- THE EXERCISE
Your job is to restate each entry word for word.

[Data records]
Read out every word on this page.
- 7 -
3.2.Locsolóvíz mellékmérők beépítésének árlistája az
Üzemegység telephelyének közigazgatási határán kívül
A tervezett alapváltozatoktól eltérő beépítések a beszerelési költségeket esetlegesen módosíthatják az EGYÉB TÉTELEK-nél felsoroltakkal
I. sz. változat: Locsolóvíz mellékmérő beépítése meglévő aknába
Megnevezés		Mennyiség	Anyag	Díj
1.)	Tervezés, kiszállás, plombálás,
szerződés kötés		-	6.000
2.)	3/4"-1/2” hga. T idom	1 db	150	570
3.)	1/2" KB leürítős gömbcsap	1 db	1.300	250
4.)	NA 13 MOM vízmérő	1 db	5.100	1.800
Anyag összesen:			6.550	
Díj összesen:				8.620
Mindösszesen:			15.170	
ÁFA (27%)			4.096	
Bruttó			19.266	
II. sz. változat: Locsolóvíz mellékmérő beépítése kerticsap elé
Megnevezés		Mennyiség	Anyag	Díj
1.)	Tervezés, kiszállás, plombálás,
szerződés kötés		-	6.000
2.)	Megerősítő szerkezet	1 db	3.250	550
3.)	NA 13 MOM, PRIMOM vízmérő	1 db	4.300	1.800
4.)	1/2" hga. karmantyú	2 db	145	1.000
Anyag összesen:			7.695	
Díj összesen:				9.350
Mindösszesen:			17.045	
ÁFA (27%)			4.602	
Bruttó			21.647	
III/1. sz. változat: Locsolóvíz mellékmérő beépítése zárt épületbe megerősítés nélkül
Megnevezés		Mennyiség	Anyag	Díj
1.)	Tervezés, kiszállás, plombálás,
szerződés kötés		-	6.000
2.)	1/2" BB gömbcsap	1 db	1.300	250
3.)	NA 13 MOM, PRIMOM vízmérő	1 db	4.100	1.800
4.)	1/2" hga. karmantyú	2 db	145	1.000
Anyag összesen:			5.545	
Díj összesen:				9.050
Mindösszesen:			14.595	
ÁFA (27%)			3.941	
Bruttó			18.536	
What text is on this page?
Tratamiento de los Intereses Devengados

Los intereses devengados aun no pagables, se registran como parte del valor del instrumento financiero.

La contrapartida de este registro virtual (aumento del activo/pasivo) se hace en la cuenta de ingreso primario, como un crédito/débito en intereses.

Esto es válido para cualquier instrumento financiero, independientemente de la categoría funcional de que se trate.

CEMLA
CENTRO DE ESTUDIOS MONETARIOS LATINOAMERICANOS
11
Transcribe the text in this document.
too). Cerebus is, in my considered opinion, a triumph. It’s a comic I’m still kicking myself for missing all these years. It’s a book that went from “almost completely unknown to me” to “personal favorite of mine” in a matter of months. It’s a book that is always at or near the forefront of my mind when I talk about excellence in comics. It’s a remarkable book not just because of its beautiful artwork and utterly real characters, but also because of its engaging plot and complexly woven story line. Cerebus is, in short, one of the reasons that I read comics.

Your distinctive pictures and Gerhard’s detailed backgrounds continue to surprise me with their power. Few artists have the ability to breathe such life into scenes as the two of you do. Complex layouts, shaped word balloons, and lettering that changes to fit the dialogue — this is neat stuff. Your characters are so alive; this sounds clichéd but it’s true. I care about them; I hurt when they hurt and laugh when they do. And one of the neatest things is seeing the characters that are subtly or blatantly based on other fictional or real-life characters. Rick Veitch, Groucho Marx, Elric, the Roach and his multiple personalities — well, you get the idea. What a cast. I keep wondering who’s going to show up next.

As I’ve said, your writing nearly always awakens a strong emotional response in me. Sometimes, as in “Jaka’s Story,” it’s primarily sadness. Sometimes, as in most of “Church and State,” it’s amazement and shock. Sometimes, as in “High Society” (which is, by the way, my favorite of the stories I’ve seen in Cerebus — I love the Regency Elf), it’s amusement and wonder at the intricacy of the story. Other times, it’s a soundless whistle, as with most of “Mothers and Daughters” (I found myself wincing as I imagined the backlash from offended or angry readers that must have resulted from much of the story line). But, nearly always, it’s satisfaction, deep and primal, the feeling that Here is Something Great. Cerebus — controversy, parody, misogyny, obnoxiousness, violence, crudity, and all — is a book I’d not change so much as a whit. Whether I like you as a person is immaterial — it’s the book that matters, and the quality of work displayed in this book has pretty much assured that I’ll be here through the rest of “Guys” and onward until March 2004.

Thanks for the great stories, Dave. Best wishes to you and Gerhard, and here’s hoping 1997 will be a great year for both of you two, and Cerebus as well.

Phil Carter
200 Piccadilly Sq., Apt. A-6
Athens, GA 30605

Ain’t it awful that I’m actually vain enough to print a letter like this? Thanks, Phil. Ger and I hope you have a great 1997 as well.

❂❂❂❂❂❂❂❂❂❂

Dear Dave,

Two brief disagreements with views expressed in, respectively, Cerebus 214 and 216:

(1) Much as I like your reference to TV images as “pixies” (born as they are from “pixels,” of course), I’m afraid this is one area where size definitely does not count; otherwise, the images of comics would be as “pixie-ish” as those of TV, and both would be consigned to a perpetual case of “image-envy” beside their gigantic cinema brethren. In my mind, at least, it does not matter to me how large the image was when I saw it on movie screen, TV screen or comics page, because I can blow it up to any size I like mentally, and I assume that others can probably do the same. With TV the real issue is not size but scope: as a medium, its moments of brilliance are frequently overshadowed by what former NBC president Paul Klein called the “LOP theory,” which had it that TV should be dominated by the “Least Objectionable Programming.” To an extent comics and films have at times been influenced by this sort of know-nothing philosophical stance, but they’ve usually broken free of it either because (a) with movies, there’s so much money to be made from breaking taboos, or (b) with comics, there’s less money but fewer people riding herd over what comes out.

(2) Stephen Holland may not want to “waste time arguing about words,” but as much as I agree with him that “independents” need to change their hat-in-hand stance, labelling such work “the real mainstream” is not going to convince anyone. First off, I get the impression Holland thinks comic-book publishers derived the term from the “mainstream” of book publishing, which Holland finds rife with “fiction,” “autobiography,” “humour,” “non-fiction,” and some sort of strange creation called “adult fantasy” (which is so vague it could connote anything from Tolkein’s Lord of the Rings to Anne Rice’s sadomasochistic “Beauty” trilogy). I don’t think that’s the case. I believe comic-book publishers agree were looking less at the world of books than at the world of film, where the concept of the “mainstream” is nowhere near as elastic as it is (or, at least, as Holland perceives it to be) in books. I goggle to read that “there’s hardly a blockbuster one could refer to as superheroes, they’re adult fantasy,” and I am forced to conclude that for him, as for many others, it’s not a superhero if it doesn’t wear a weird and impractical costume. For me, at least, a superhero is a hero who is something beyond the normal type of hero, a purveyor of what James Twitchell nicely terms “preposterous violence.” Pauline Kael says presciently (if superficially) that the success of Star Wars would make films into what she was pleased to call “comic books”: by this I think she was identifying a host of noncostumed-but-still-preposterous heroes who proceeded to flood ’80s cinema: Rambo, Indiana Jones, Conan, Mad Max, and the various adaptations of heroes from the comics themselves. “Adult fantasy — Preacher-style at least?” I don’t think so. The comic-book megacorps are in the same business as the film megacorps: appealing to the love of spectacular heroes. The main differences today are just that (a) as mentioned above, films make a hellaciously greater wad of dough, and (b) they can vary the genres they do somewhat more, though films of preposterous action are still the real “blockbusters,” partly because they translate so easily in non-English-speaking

- ANSWER BELOW
Read out every word on this page.
- 7 -
3.2.Locsolóvíz mellékmérők beépítésének árlistája az
Üzemegység telephelyének közigazgatási határán kívül
A tervezett alapváltozatoktól eltérő beépítések a beszerelési költségeket esetlegesen módosíthatják az EGYÉB TÉTELEK-nél felsoroltakkal
I. sz. változat: Locsolóvíz mellékmérő beépítése meglévő aknába
Megnevezés		Mennyiség	Anyag	Díj
1.)	Tervezés, kiszállás, plombálás,
szerződés kötés		-	6.000
2.)	3/4"-1/2” hga. T idom	1 db	150	570
3.)	1/2" KB leürítős gömbcsap	1 db	1.300	250
4.)	NA 13 MOM vízmérő	1 db	5.100	1.800
Anyag összesen:			6.550	
Díj összesen:				8.620
Mindösszesen:			15.170	
ÁFA (27%)			4.096	
Bruttó			19.266	
II. sz. változat: Locsolóvíz mellékmérő beépítése kerticsap elé
Megnevezés		Mennyiség	Anyag	Díj
1.)	Tervezés, kiszállás, plombálás,
szerződés kötés		-	6.000
2.)	Megerősítő szerkezet	1 db	3.250	550
3.)	NA 13 MOM, PRIMOM vízmérő	1 db	4.300	1.800
4.)	1/2" hga. karmantyú	2 db	145	1.000
Anyag összesen:			7.695	
Díj összesen:				9.350
Mindösszesen:			17.045	
ÁFA (27%)			4.602	
Bruttó			21.647	
III/1. sz. változat: Locsolóvíz mellékmérő beépítése zárt épületbe megerősítés nélkül
Megnevezés		Mennyiség	Anyag	Díj
1.)	Tervezés, kiszállás, plombálás,
szerződés kötés		-	6.000
2.)	1/2" BB gömbcsap	1 db	1.300	250
3.)	NA 13 MOM, PRIMOM vízmérő	1 db	4.100	1.800
4.)	1/2" hga. karmantyú	2 db	145	1.000
Anyag összesen:			5.545	
Díj összesen:				9.050
Mindösszesen:			14.595	
ÁFA (27%)			3.941	
Bruttó			18.536	
What text is on this page?
Tratamiento de los Intereses Devengados

Los intereses devengados aun no pagables, se registran como parte del valor del instrumento financiero.

La contrapartida de este registro virtual (aumento del activo/pasivo) se hace en la cuenta de ingreso primario, como un crédito/débito en intereses.

Esto es válido para cualquier instrumento financiero, independientemente de la categoría funcional de que se trate.

CEMLA
CENTRO DE ESTUDIOS MONETARIOS LATINOAMERICANOS
11
Transcribe the text in this document.
too). Cerebus is, in my considered opinion, a triumph. It’s a comic I’m still kicking myself for missing all these years. It’s a book that went from “almost completely unknown to me” to “personal favorite of mine” in a matter of months. It’s a book that is always at or near the forefront of my mind when I talk about excellence in comics. It’s a remarkable book not just because of its beautiful artwork and utterly real characters, but also because of its engaging plot and complexly woven story line. Cerebus is, in short, one of the reasons that I read comics.

Your distinctive pictures and Gerhard’s detailed backgrounds continue to surprise me with their power. Few artists have the ability to breathe such life into scenes as the two of you do. Complex layouts, shaped word balloons, and lettering that changes to fit the dialogue — this is neat stuff. Your characters are so alive; this sounds clichéd but it’s true. I care about them; I hurt when they hurt and laugh when they do. And one of the neatest things is seeing the characters that are subtly or blatantly based on other fictional or real-life characters. Rick Veitch, Groucho Marx, Elric, the Roach and his multiple personalities — well, you get the idea. What a cast. I keep wondering who’s going to show up next.

As I’ve said, your writing nearly always awakens a strong emotional response in me. Sometimes, as in “Jaka’s Story,” it’s primarily sadness. Sometimes, as in most of “Church and State,” it’s amazement and shock. Sometimes, as in “High Society” (which is, by the way, my favorite of the stories I’ve seen in Cerebus — I love the Regency Elf), it’s amusement and wonder at the intricacy of the story. Other times, it’s a soundless whistle, as with most of “Mothers and Daughters” (I found myself wincing as I imagined the backlash from offended or angry readers that must have resulted from much of the story line). But, nearly always, it’s satisfaction, deep and primal, the feeling that Here is Something Great. Cerebus — controversy, parody, misogyny, obnoxiousness, violence, crudity, and all — is a book I’d not change so much as a whit. Whether I like you as a person is immaterial — it’s the book that matters, and the quality of work displayed in this book has pretty much assured that I’ll be here through the rest of “Guys” and onward until March 2004.

Thanks for the great stories, Dave. Best wishes to you and Gerhard, and here’s hoping 1997 will be a great year for both of you two, and Cerebus as well.

Phil Carter
200 Piccadilly Sq., Apt. A-6
Athens, GA 30605

Ain’t it awful that I’m actually vain enough to print a letter like this? Thanks, Phil. Ger and I hope you have a great 1997 as well.

❂❂❂❂❂❂❂❂❂❂

Dear Dave,

Two brief disagreements with views expressed in, respectively, Cerebus 214 and 216:

(1) Much as I like your reference to TV images as “pixies” (born as they are from “pixels,” of course), I’m afraid this is one area where size definitely does not count; otherwise, the images of comics would be as “pixie-ish” as those of TV, and both would be consigned to a perpetual case of “image-envy” beside their gigantic cinema brethren. In my mind, at least, it does not matter to me how large the image was when I saw it on movie screen, TV screen or comics page, because I can blow it up to any size I like mentally, and I assume that others can probably do the same. With TV the real issue is not size but scope: as a medium, its moments of brilliance are frequently overshadowed by what former NBC president Paul Klein called the “LOP theory,” which had it that TV should be dominated by the “Least Objectionable Programming.” To an extent comics and films have at times been influenced by this sort of know-nothing philosophical stance, but they’ve usually broken free of it either because (a) with movies, there’s so much money to be made from breaking taboos, or (b) with comics, there’s less money but fewer people riding herd over what comes out.

(2) Stephen Holland may not want to “waste time arguing about words,” but as much as I agree with him that “independents” need to change their hat-in-hand stance, labelling such work “the real mainstream” is not going to convince anyone. First off, I get the impression Holland thinks comic-book publishers derived the term from the “mainstream” of book publishing, which Holland finds rife with “fiction,” “autobiography,” “humour,” “non-fiction,” and some sort of strange creation called “adult fantasy” (which is so vague it could connote anything from Tolkein’s Lord of the Rings to Anne Rice’s sadomasochistic “Beauty” trilogy). I don’t think that’s the case. I believe comic-book publishers agree were looking less at the world of books than at the world of film, where the concept of the “mainstream” is nowhere near as elastic as it is (or, at least, as Holland perceives it to be) in books. I goggle to read that “there’s hardly a blockbuster one could refer to as superheroes, they’re adult fantasy,” and I am forced to conclude that for him, as for many others, it’s not a superhero if it doesn’t wear a weird and impractical costume. For me, at least, a superhero is a hero who is something beyond the normal type of hero, a purveyor of what James Twitchell nicely terms “preposterous violence.” Pauline Kael says presciently (if superficially) that the success of Star Wars would make films into what she was pleased to call “comic books”: by this I think she was identifying a host of noncostumed-but-still-preposterous heroes who proceeded to flood ’80s cinema: Rambo, Indiana Jones, Conan, Mad Max, and the various adaptations of heroes from the comics themselves. “Adult fantasy — Preacher-style at least?” I don’t think so. The comic-book megacorps are in the same business as the film megacorps: appealing to the love of spectacular heroes. The main differences today are just that (a) as mentioned above, films make a hellaciously greater wad of dough, and (b) they can vary the genres they do somewhat more, though films of preposterous action are still the real “blockbusters,” partly because they translate so easily in non-English-speaking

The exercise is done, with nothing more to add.